- [EXERCISE DESCRIPTION]: Find every line in the records below that contains the word "DCMI", and copy each such line.

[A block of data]
►
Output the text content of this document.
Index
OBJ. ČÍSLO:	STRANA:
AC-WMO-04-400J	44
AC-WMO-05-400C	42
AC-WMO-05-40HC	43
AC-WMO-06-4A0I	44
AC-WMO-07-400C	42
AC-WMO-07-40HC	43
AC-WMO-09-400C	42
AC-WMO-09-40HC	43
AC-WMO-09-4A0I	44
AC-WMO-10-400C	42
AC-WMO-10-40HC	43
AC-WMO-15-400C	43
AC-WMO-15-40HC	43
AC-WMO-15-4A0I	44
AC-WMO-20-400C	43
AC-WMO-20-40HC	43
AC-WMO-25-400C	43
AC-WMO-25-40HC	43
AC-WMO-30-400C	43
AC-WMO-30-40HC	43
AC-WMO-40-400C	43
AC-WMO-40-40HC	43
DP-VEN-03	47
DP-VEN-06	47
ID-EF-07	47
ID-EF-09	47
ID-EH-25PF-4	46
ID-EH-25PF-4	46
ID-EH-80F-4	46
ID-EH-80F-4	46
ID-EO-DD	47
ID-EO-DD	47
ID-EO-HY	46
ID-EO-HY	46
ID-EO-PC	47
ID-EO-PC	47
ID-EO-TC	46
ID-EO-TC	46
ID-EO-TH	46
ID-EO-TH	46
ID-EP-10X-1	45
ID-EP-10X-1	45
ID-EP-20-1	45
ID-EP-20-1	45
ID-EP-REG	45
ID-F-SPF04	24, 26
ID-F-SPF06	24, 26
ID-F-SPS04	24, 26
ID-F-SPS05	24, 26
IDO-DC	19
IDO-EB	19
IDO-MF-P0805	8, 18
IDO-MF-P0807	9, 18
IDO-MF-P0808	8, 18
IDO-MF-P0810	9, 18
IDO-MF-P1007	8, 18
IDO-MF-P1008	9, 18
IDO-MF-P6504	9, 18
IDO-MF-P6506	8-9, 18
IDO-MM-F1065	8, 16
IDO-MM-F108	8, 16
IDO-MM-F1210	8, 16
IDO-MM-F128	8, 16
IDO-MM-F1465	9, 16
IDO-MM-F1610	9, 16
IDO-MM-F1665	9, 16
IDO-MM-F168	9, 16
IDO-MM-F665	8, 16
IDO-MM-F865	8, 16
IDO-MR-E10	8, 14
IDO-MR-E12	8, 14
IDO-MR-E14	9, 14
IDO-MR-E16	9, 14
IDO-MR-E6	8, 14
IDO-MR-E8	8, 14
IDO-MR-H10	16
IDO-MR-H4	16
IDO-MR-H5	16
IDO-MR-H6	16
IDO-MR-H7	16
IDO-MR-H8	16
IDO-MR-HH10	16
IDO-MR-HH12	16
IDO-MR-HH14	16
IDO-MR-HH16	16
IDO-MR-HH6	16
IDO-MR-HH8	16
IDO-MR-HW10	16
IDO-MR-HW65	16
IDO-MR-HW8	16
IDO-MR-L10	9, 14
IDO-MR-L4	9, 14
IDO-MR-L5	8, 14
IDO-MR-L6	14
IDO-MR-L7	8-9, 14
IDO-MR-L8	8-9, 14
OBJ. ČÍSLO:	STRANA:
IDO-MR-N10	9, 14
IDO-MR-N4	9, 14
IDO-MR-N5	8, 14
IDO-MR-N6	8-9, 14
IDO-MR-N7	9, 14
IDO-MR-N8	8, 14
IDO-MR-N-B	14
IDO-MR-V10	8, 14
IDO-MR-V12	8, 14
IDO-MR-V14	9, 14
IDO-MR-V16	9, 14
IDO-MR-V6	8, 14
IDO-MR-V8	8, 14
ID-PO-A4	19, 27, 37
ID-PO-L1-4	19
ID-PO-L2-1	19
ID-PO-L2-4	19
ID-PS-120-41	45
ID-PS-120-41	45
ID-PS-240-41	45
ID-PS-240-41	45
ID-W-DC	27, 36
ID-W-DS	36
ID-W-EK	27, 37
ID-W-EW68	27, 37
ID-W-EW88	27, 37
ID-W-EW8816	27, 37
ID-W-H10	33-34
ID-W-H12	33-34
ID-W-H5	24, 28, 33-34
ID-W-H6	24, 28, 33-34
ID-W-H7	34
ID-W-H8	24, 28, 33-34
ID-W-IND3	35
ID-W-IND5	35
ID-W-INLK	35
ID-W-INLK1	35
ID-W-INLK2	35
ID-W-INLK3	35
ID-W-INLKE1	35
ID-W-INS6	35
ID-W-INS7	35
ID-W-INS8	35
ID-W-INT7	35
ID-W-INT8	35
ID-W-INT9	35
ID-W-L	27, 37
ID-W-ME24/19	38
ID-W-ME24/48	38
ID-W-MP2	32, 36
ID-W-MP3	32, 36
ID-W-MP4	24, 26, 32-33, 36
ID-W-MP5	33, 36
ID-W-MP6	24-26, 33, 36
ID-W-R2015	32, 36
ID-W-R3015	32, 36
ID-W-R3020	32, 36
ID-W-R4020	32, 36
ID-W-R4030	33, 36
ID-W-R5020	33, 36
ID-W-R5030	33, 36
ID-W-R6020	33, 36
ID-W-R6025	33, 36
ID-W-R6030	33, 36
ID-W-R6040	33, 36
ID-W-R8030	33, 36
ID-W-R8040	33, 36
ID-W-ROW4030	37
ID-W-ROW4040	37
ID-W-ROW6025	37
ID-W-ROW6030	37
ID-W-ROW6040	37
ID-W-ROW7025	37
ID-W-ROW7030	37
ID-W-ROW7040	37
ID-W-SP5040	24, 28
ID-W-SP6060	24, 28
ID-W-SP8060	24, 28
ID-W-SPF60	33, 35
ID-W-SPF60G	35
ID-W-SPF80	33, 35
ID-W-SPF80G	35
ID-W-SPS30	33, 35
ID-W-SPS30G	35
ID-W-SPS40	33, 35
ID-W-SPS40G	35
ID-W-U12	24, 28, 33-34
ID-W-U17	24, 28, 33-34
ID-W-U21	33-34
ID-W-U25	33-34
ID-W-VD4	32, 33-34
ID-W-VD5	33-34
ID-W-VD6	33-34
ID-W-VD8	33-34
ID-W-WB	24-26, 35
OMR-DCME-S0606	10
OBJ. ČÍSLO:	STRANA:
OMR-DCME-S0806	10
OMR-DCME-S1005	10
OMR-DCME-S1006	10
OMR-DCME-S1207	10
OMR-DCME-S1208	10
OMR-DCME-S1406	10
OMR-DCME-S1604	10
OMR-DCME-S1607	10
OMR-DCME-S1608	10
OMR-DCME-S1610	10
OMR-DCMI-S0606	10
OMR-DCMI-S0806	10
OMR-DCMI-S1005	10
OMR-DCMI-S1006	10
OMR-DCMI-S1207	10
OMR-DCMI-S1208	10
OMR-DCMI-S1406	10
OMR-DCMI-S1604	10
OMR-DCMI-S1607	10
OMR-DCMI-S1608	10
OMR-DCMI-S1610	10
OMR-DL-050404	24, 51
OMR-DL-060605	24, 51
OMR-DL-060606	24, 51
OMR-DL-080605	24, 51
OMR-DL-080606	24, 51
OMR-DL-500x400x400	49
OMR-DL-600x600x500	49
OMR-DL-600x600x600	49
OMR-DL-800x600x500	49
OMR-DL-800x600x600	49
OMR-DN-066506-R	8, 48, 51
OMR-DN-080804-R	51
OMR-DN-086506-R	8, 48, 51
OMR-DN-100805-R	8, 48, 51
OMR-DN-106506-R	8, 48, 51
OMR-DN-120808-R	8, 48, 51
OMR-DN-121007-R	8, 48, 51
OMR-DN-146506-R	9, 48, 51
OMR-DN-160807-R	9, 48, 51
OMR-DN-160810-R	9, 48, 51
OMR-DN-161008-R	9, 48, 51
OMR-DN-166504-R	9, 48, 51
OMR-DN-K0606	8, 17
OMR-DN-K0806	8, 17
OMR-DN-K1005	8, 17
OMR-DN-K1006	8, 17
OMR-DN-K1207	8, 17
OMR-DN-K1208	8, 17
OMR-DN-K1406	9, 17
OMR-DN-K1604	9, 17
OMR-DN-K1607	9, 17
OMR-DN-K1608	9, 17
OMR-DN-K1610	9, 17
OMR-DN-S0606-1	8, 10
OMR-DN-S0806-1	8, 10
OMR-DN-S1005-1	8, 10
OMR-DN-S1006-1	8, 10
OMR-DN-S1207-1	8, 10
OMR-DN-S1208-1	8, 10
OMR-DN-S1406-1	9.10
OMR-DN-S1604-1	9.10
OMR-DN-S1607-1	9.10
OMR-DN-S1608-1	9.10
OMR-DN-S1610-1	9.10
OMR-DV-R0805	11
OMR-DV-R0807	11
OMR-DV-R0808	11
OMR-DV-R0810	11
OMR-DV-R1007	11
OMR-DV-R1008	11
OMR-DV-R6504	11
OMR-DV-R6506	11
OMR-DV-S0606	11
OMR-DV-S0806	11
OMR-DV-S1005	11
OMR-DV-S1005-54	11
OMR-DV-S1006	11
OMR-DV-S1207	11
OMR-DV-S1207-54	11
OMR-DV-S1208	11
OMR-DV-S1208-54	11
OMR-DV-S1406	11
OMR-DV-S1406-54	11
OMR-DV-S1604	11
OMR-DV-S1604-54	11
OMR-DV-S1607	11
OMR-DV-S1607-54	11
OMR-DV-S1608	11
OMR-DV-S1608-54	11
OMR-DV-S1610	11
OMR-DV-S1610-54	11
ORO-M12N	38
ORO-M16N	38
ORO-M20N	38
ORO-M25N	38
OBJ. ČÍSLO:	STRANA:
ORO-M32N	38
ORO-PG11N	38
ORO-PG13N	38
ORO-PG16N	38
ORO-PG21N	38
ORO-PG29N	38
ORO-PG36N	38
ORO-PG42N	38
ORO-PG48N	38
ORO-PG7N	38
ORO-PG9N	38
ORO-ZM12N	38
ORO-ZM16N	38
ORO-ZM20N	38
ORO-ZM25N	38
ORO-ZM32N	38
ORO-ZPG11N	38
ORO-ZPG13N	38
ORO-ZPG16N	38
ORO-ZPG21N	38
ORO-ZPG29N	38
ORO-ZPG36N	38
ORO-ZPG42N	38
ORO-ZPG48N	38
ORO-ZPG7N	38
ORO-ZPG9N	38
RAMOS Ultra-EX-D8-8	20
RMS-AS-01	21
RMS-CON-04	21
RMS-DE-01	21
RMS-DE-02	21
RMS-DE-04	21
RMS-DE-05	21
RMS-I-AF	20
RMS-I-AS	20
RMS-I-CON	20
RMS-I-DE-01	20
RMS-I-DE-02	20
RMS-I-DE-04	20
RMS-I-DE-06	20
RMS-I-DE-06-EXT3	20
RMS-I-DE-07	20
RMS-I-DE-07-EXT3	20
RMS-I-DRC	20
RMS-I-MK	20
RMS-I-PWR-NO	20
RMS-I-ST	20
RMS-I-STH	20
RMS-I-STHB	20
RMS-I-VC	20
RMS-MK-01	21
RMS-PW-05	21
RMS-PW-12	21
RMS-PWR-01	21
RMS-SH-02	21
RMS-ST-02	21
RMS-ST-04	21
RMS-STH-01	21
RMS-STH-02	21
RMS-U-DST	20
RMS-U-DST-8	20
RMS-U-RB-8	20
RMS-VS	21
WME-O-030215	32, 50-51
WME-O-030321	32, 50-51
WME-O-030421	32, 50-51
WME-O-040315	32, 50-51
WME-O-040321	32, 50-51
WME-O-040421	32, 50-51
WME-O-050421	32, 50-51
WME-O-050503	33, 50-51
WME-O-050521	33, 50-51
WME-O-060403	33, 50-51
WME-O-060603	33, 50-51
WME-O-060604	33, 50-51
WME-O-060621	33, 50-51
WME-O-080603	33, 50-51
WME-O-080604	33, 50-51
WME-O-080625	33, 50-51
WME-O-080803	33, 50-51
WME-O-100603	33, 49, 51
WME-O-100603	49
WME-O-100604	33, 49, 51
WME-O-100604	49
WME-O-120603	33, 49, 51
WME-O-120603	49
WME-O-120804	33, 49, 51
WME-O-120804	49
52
◄
- [FINAL RESULT]:
OMR-DCMI-S0606	10
OMR-DCMI-S0806	10
OMR-DCMI-S1005	10
OMR-DCMI-S1006	10
OMR-DCMI-S1207	10
OMR-DCMI-S1208	10
OMR-DCMI-S1406	10
OMR-DCMI-S1604	10
OMR-DCMI-S1607	10
OMR-DCMI-S1608	10
OMR-DCMI-S1610	10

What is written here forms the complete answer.